**Tasks to carry out**
1) In the Logit modeling excerpt, why does the code assign test_scores.params to a_good_looking_previous_result.params?
2) From the Logit modeling excerpt, write out the part that opens with the words containing "This edit is" and closes with "auto_trim_tol=0.01, size_trim_tol=0.0001, qc_tol=0.03)".
3) Extend the Logit modeling excerpt, picking up after its final sentence.

**Source excerpt**
★ ★ ★

This edit is about confirming is the "start_params" can feed into the results as below -:
A,independent_col_indexes=independent_columns(train_cols.as_matrix(columns=None))
A2=pd.DataFrame(A, columns=train_cols.columns[independent_col_indexes])
m = smf.Logit(data['event_custom'], A2,missing='drop')
#m = smf.Logit(data['event_custom'], train_cols,missing='drop')#,method='nm').fit()#This doesnt work, so tried 'nm' which work, but used lasso, as nm did not converge.
test_scores=m.fit_regularized(start_params=None, method='l1', maxiter='defined_by_method', full_output=1, disp=1, callback=None, alpha=0, \
trim_mode='auto', auto_trim_tol=0.01, size_trim_tol=0.0001, qc_tol=0.03)
a_good_looking_previous_result.params=test_scores.params #storing the parameters of pass1 to feed into pass2
test_scores.params
bidfloor_Quartile_modified_binned_0 0.305765
connectiontype_binned_0 -0.436798
day_custom_binned_Fri -0.040269
day_custom_binned_Mon 0.138599
day_custom_binned_Sat -0.319997
day_custom_binned_Sun -0.236507
day_custom_binned_Thu -0.058922
user_agent_device_family_binned_iPad -10.793270
user_agent_device_family_binned_iPhone -8.483099
user_agent_masterclass_binned_apple 9.038889
user_agent_masterclass_binned_generic -0.760297
user_agent_masterclass_binned_samsung -0.063522
log_height_width 0.593199
log_height_width_ScreenResolution -0.520836
productivity -1.495373
games 0.706340
entertainment -1.806886
IAB24 2.531467
IAB17 0.650327
IAB14 0.414031
utilities 9.968253
IAB1 1.850786
social_networking -2.814148
IAB3 -9.230780
music 0.019584
IAB9 -0.415559
C(time_day_modified)[(6, 12]]:C(country)[AUS] -0.103003
C(time_day_modified)[(0, 6]]:C(country)[HKG] 0.769272
C(time_day_modified)[(6, 12]]:C(country)[HKG] 0.406882
C(time_day_modified)[(0, 6]]:C(country)[IDN] 0.073306
C(time_day_modified)[(6, 12]]:C(country)[IDN] -0.207568
C(time_day_modified)[(0, 6]]:C(country)[IND] 0.033370
... more params here
Now on a different dataset(pass2, for indexing), I model the same as below -:
ie. I read a new dataframe, do all the variable transformation and then model via Logit as earlier .

★ ★ ★

**Data excerpts**
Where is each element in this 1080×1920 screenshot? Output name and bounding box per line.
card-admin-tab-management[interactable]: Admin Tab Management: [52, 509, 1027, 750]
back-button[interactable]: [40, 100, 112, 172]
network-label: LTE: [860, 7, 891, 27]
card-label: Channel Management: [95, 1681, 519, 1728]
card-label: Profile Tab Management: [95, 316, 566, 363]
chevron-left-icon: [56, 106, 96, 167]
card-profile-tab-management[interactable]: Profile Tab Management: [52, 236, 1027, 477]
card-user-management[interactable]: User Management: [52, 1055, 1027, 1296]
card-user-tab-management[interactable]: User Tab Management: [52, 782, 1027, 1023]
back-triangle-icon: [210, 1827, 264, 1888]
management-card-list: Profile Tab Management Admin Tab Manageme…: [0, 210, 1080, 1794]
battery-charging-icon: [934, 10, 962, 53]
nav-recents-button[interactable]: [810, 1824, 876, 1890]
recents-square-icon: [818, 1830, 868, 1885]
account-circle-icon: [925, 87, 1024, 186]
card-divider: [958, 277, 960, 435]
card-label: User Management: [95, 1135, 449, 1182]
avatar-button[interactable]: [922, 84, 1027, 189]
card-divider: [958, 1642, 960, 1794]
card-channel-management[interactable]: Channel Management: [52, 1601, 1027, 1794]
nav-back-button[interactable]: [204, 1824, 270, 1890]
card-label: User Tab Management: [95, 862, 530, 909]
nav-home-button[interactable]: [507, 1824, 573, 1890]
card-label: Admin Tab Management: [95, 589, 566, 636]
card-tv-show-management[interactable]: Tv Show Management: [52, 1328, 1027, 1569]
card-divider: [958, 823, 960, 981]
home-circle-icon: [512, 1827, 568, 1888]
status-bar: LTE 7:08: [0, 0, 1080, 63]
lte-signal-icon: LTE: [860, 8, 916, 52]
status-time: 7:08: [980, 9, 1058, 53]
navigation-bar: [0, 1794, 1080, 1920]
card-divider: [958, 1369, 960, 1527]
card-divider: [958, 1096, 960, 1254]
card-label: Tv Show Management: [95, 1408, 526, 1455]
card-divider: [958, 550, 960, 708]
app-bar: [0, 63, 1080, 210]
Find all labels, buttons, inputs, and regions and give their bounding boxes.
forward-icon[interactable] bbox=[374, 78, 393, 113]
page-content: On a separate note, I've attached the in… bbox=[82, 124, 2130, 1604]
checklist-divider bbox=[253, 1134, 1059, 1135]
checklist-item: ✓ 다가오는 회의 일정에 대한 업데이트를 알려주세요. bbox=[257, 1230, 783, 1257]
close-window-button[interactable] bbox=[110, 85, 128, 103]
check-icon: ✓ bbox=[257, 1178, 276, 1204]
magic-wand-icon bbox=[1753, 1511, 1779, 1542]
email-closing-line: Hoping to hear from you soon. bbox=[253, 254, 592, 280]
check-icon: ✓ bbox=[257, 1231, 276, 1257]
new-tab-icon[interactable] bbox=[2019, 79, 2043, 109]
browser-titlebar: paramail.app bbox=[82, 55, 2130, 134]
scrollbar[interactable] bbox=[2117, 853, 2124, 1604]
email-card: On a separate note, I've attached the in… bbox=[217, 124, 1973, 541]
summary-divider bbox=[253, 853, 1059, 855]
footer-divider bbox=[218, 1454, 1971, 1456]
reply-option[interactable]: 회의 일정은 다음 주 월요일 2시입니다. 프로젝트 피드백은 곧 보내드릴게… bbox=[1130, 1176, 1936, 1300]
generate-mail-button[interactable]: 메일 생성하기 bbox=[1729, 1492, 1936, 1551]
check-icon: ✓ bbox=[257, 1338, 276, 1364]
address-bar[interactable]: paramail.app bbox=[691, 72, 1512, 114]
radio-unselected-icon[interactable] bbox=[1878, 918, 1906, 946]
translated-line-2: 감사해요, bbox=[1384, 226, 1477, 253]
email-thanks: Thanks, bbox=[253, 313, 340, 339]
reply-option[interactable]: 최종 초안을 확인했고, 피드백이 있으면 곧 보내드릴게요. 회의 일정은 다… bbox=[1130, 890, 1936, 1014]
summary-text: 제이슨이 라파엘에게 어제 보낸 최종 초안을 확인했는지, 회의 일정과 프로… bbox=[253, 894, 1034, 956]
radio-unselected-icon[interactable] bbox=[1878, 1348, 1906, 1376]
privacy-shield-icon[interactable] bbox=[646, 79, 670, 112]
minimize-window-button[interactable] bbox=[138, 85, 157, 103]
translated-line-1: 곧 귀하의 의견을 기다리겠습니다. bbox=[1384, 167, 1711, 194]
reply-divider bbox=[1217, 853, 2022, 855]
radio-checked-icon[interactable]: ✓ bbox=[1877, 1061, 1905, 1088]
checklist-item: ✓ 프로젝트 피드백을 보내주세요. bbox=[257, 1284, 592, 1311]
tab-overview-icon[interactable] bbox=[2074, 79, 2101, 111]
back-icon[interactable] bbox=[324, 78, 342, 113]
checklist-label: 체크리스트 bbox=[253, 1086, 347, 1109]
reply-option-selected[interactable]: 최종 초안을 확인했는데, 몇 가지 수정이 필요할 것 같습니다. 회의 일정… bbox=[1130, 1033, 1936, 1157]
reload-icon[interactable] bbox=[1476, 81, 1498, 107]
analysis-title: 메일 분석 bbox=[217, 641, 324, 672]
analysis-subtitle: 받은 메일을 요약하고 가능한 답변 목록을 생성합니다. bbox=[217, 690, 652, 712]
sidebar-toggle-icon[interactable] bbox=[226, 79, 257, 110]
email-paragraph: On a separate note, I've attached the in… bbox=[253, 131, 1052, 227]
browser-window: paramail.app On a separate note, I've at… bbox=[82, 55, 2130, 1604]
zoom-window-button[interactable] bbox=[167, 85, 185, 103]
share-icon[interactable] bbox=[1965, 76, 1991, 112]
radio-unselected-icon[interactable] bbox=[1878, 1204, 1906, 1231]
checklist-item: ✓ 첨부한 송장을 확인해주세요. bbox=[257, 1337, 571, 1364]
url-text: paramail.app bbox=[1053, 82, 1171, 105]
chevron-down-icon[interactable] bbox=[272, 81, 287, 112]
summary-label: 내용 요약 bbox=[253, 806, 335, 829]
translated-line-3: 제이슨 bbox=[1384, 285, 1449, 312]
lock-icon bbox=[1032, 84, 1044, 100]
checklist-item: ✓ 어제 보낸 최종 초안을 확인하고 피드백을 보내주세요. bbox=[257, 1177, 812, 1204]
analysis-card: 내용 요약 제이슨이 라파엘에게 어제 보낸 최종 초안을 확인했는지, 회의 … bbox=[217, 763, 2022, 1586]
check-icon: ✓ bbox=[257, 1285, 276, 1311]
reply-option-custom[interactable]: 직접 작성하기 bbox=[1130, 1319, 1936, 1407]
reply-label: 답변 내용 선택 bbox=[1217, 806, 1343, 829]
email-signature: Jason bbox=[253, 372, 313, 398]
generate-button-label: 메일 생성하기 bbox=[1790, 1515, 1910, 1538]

★ ★ ★

**Responses per task**
1) The assignment stores the parameters fitted in the first pass so they can be fed into the second pass.

2)
This edit is about confirming is the "start_params" can feed into the results as below -:
A,independent_col_indexes=independent_columns(train_cols.as_matrix(columns=None))
A2=pd.DataFrame(A, columns=train_cols.columns[independent_col_indexes])
m = smf.Logit(data['event_custom'], A2,missing='drop')
#m = smf.Logit(data['event_custom'], train_cols,missing='drop')#,method='nm').fit()#This doesnt work, so tried 'nm' which work, but used lasso, as nm did not converge.
test_scores=m.fit_regularized(start_params=None, method='l1', maxiter='defined_by_method', full_output=1, disp=1, callback=None, alpha=0, \
trim_mode='auto', auto_trim_tol=0.01, size_trim_tol=0.0001, qc_tol=0.03)

3)
m_pass2 = smf.Logit(data['event_custom'], A2_pass2,missing='drop')
test_scores_pass2=m_pass2.fit_regularized(start_params=a_good_looking_previous_result.params, method='l1', maxiter='defined_by_method', full_output=1, disp=1, callback=None, alpha=0, \
trim_mode='auto', auto_trim_tol=0.01, size_trim_tol=0.0001, qc_tol=0.03)
and, possibly keep iterating by picking up "start_params" from earlier passes.
Several points to this:
You need tol > 0 to detect near perfect collinearity, which might also cause numerical problems in later calculations.
Check the number of columns of A2 to see whether a column has really be dropped.
Logit needs to do some non-linear calculations with the exog, so even if the design matrix is not very close to perfect collinearity, the transformed variables for the log-likelihood, derivative or Hessian calculations might still end up being with numerical problems, like singular Hessian.
(All these are floating point problems when we work near floating point precision, 1e-15, 1e-16. There are sometimes differences in the default thresholds for matrix_rank and similar linalg functions which can imply that in some edge cases one function identifies it as singular and another one doesn't.)
The default optimization method for the discrete models including Logit is a simple Newton method, which is fast in reasonably nice cases, but can fail in cases that are badly conditioned. You could try one of the other optimizers which will be one of those in scipy.optimize, method='nm' is usually very robust but slow, method='bfgs' works well in many cases but also can run into convergence problems.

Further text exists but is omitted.